━━━ Available records
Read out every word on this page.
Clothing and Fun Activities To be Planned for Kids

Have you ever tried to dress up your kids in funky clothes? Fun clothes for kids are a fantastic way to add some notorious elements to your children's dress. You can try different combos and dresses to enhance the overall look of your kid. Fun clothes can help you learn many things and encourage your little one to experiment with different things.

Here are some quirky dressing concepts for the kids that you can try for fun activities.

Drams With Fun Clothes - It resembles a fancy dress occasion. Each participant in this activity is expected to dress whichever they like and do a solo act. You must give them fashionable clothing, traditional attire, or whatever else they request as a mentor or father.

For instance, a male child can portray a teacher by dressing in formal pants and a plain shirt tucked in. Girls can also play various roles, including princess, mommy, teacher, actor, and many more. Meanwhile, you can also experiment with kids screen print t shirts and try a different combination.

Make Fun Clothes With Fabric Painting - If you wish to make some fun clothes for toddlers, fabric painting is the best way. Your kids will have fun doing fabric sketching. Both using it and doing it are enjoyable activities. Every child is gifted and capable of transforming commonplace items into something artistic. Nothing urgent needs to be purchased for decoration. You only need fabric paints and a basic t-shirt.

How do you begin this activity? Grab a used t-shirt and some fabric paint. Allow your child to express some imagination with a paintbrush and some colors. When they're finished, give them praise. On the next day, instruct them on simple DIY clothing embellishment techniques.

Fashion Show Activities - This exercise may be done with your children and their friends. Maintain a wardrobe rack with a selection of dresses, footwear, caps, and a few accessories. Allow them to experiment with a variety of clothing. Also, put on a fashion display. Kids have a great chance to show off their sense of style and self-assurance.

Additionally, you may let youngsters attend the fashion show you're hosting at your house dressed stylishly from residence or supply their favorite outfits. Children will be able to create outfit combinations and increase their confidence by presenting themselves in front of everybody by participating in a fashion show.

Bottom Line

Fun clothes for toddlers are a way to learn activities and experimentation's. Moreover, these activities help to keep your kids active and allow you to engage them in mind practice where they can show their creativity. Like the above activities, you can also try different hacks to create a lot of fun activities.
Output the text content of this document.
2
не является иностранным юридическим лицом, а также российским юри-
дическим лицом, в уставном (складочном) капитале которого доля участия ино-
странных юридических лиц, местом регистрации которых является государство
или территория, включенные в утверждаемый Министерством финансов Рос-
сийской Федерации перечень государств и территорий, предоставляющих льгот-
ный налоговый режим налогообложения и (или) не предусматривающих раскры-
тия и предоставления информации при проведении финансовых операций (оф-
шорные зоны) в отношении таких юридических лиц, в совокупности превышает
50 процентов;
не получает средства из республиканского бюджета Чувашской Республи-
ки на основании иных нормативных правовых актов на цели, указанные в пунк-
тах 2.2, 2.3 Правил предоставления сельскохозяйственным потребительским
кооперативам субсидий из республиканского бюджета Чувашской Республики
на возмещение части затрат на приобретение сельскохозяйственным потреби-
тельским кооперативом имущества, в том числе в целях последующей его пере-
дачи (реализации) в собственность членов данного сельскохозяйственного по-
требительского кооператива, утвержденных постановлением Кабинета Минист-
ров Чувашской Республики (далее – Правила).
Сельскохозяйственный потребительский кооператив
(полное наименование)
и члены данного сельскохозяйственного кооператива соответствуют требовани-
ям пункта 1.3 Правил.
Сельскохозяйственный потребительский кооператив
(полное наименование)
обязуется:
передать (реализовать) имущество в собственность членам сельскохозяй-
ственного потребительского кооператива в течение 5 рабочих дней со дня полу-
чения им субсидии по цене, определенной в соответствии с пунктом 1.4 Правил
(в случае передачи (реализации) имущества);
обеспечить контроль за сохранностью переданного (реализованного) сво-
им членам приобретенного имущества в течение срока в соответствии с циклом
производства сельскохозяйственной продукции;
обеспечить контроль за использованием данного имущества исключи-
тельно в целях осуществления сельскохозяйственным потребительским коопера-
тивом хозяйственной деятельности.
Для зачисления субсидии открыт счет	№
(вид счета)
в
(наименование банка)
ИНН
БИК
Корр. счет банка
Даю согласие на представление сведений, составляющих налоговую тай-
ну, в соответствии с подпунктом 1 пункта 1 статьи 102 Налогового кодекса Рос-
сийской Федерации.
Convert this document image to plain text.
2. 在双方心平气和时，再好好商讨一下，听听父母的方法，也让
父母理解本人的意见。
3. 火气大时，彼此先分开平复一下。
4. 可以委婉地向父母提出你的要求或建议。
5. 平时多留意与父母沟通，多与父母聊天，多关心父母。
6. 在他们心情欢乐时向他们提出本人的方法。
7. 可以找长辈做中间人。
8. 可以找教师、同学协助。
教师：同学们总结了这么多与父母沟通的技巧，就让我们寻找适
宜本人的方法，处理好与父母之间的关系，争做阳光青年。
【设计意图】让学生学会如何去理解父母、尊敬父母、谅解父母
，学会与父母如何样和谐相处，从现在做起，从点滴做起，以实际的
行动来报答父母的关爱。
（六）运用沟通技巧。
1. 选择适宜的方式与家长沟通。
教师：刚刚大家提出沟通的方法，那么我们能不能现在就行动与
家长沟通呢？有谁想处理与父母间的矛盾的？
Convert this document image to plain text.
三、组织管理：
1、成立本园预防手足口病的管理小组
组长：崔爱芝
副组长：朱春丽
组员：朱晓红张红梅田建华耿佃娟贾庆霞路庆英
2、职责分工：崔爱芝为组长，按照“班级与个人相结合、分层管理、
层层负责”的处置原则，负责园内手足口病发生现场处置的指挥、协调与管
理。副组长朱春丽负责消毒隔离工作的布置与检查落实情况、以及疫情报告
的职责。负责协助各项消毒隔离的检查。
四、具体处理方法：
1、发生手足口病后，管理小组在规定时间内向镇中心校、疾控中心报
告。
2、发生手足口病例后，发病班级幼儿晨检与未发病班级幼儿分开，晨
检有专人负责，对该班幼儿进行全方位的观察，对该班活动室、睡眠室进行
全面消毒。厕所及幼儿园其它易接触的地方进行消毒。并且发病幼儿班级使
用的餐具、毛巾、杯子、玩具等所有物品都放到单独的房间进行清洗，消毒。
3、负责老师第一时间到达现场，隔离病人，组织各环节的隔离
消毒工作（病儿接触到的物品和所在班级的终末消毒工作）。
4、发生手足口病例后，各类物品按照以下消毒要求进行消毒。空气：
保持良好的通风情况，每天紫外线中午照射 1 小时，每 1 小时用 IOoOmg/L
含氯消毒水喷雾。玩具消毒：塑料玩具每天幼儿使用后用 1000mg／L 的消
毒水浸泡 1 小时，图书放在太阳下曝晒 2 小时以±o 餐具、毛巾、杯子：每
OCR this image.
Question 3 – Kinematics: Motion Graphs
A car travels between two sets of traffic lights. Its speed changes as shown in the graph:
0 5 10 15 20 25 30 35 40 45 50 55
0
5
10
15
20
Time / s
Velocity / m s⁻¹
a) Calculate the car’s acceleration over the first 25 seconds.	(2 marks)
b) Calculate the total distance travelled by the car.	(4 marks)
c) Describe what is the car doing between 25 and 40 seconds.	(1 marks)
━━━━━━
▶ Direction:
Find the line containing "OCR this image.", then output it and every line after it to the end of the data, exactly.

▶ Solution for this task:
OCR this image.
Question 3 – Kinematics: Motion Graphs
A car travels between two sets of traffic lights. Its speed changes as shown in the graph:
0 5 10 15 20 25 30 35 40 45 50 55
0
5
10
15
20
Time / s
Velocity / m s⁻¹
a) Calculate the car’s acceleration over the first 25 seconds.	(2 marks)
b) Calculate the total distance travelled by the car.	(4 marks)
c) Describe what is the car doing between 25 and 40 seconds.	(1 marks)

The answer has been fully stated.